* _Directions for this task_
Give the count of lines in the data that include "Preferred", with no other words.
* * *
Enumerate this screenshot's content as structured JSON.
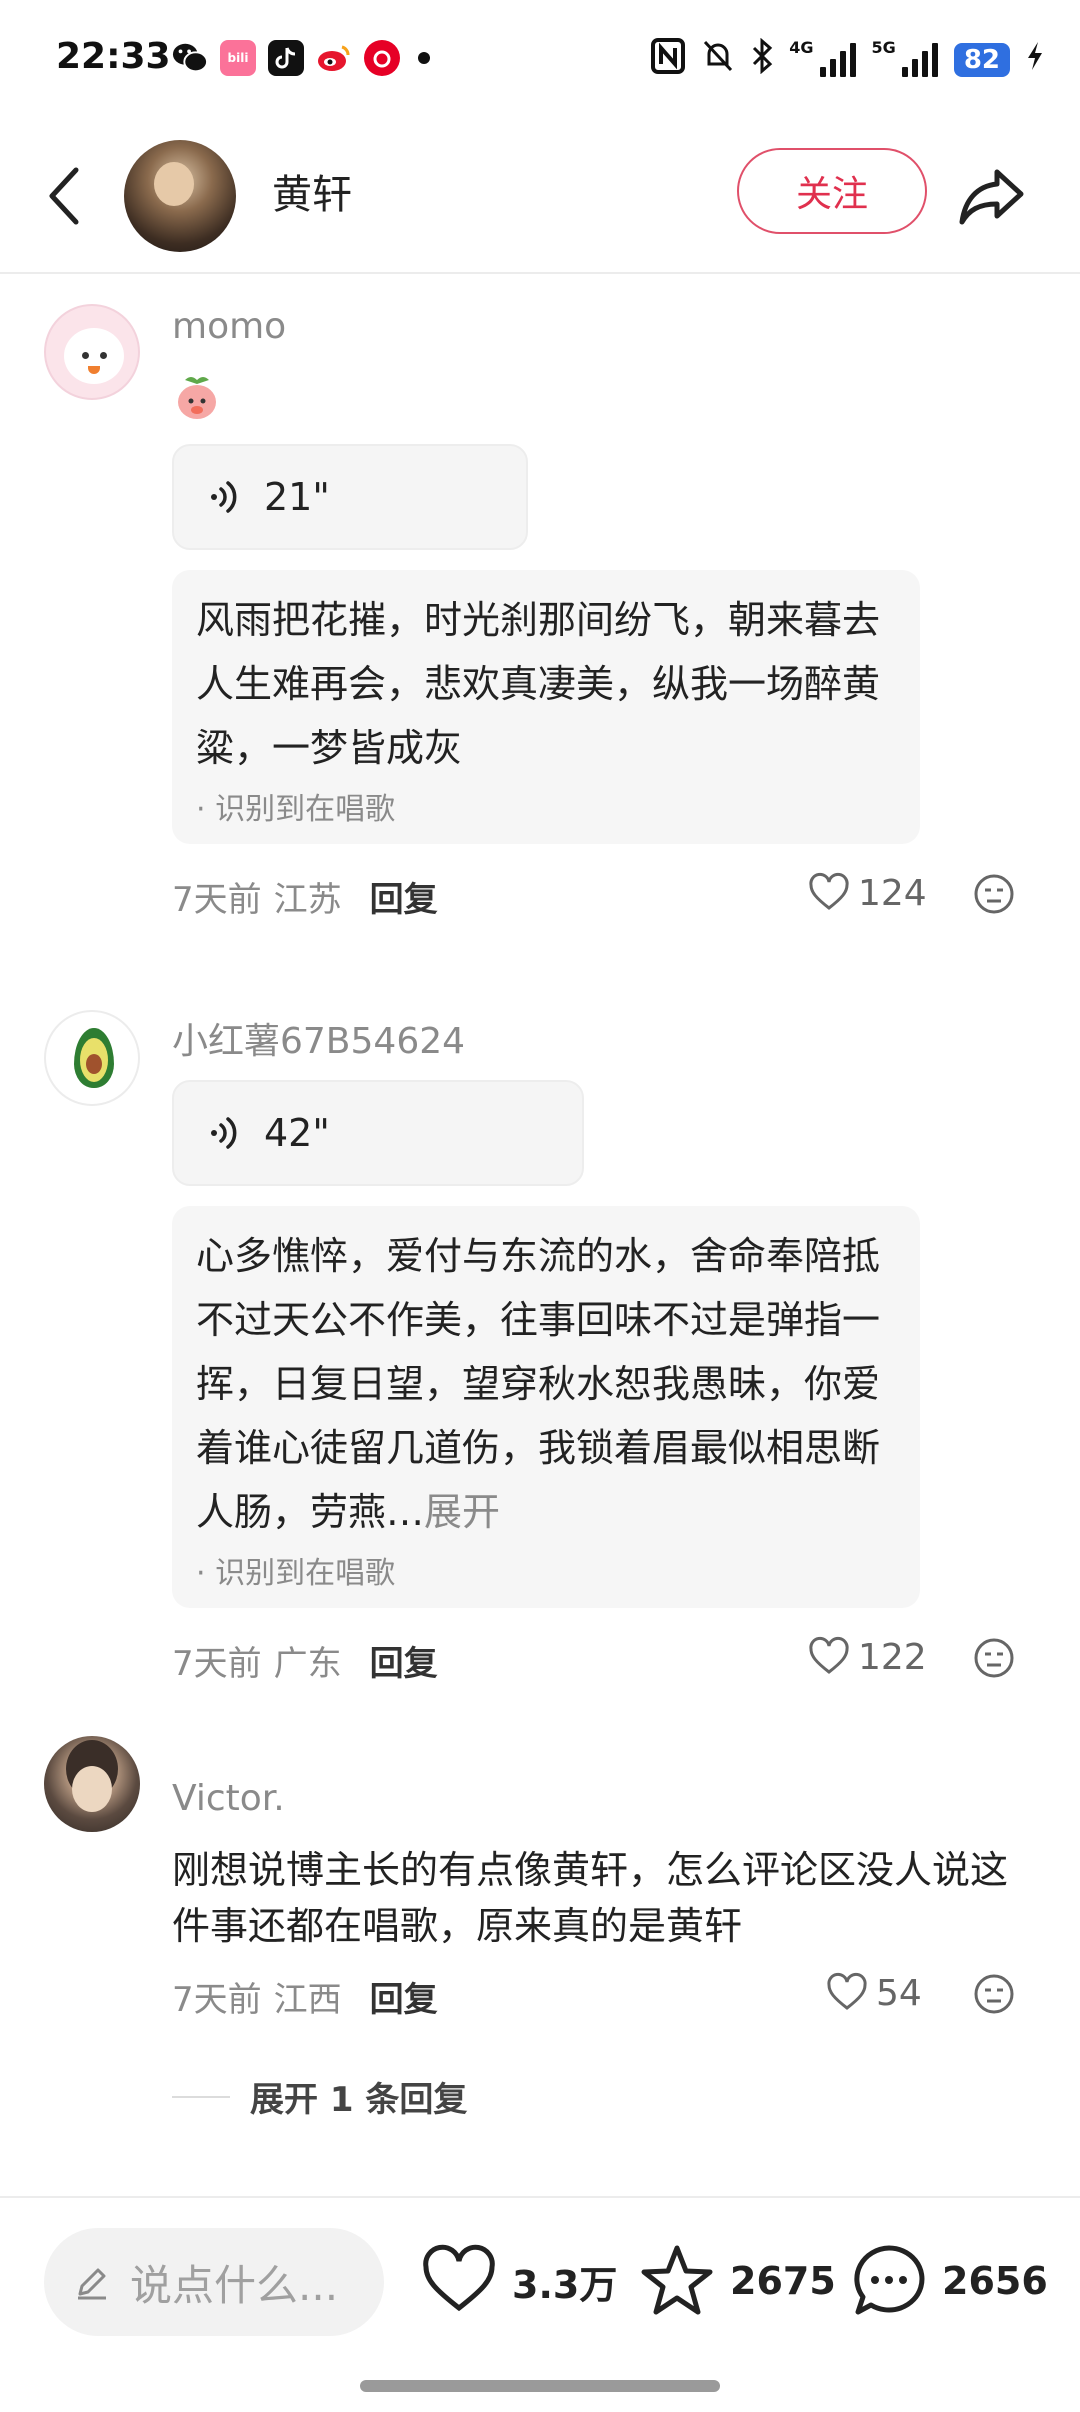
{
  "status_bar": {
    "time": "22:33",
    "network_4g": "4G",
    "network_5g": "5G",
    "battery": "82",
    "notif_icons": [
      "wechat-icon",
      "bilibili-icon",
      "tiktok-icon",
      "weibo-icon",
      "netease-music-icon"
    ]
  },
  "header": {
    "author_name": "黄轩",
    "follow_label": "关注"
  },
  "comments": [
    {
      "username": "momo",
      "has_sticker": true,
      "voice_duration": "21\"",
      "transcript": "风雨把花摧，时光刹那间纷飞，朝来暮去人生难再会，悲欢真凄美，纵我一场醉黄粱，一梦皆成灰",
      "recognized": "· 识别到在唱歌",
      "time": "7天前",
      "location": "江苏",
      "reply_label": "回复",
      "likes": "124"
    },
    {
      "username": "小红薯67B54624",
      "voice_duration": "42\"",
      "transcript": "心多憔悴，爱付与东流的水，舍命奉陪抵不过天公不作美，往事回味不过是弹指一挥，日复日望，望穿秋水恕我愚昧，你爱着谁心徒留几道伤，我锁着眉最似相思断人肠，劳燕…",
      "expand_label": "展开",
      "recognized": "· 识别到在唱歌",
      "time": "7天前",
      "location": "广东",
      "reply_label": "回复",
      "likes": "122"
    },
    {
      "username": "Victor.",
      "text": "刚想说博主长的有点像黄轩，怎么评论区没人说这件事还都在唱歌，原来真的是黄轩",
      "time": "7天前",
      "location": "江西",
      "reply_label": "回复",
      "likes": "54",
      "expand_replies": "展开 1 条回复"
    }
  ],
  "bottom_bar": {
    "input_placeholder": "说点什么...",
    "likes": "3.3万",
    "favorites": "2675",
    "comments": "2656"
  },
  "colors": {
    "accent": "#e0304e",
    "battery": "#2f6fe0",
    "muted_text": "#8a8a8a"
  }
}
* * *
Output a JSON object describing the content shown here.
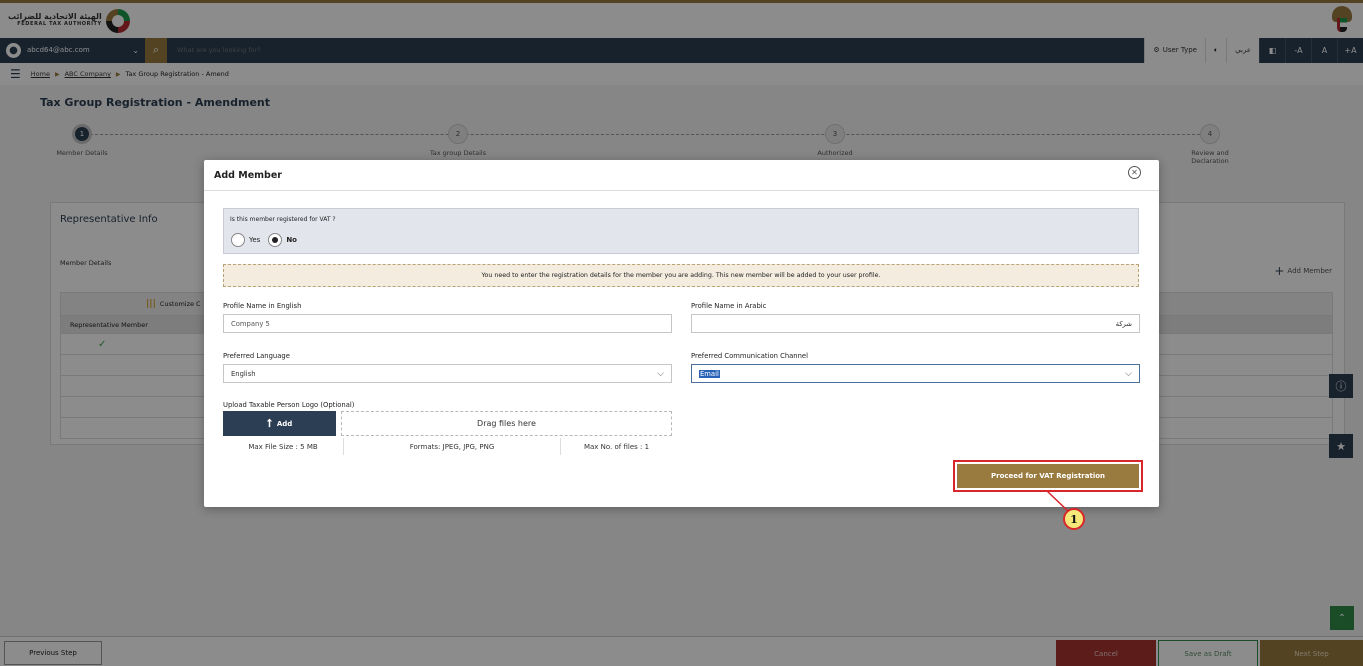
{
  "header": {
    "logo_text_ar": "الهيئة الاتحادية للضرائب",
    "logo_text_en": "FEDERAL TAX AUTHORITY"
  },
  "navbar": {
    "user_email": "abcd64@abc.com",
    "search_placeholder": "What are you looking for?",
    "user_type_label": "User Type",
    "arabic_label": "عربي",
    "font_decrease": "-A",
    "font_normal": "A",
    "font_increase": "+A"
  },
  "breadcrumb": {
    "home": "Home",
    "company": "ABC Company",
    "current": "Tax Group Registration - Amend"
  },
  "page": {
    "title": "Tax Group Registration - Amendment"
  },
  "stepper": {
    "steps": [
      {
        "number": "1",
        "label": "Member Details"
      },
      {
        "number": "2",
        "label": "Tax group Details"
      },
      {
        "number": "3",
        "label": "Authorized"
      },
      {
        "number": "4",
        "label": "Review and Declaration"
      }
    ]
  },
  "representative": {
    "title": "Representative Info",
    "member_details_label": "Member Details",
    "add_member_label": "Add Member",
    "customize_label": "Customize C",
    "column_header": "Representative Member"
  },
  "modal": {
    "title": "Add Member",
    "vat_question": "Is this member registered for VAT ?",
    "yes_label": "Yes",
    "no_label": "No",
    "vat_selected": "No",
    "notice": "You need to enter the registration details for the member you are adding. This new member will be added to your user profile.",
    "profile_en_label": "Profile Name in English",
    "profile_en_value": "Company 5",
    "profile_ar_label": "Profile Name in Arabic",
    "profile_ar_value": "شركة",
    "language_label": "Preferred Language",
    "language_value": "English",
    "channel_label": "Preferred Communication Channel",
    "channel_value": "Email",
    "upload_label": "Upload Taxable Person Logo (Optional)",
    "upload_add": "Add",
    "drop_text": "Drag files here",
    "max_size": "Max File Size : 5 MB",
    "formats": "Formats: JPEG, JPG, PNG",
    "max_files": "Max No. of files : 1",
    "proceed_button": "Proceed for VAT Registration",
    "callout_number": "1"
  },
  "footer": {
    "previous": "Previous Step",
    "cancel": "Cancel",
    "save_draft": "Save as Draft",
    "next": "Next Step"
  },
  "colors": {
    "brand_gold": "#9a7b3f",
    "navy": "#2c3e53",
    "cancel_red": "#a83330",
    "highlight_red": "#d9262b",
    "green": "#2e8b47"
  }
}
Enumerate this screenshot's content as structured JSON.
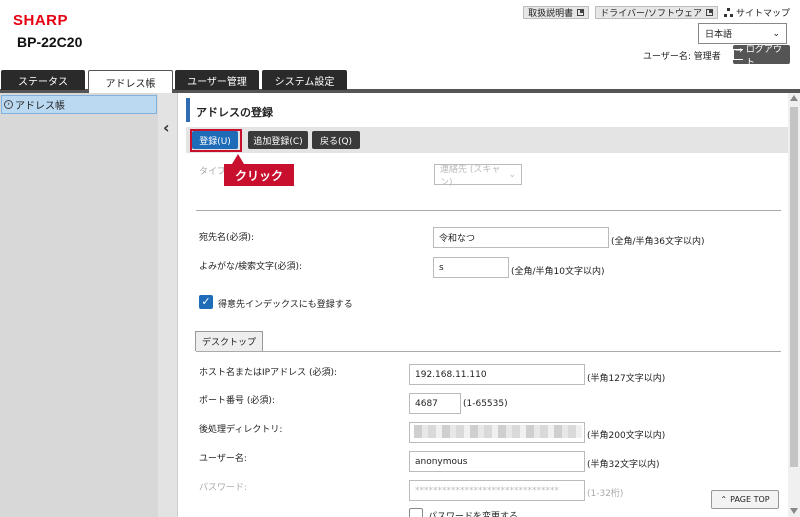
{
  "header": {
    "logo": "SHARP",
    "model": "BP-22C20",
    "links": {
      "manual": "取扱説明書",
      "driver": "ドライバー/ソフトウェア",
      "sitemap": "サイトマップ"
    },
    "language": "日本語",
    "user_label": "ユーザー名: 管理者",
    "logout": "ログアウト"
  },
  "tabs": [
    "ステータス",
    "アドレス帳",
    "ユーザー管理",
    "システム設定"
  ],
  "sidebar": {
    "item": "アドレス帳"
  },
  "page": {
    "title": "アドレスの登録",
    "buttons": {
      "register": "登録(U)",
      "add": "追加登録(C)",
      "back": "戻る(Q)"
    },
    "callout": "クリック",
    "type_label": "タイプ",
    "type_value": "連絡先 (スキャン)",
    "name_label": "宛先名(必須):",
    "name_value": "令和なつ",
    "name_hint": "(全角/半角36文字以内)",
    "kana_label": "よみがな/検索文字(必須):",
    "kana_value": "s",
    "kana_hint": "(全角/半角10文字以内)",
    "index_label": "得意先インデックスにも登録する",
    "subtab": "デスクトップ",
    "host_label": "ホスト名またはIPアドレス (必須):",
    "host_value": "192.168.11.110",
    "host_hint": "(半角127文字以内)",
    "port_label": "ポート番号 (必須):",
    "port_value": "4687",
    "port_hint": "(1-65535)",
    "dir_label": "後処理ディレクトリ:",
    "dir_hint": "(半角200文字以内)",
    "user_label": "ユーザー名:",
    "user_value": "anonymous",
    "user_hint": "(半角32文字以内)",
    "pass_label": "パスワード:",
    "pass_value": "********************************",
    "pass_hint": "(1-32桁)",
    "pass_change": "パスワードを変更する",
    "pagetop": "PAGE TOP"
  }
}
* * *
* _Task result_
2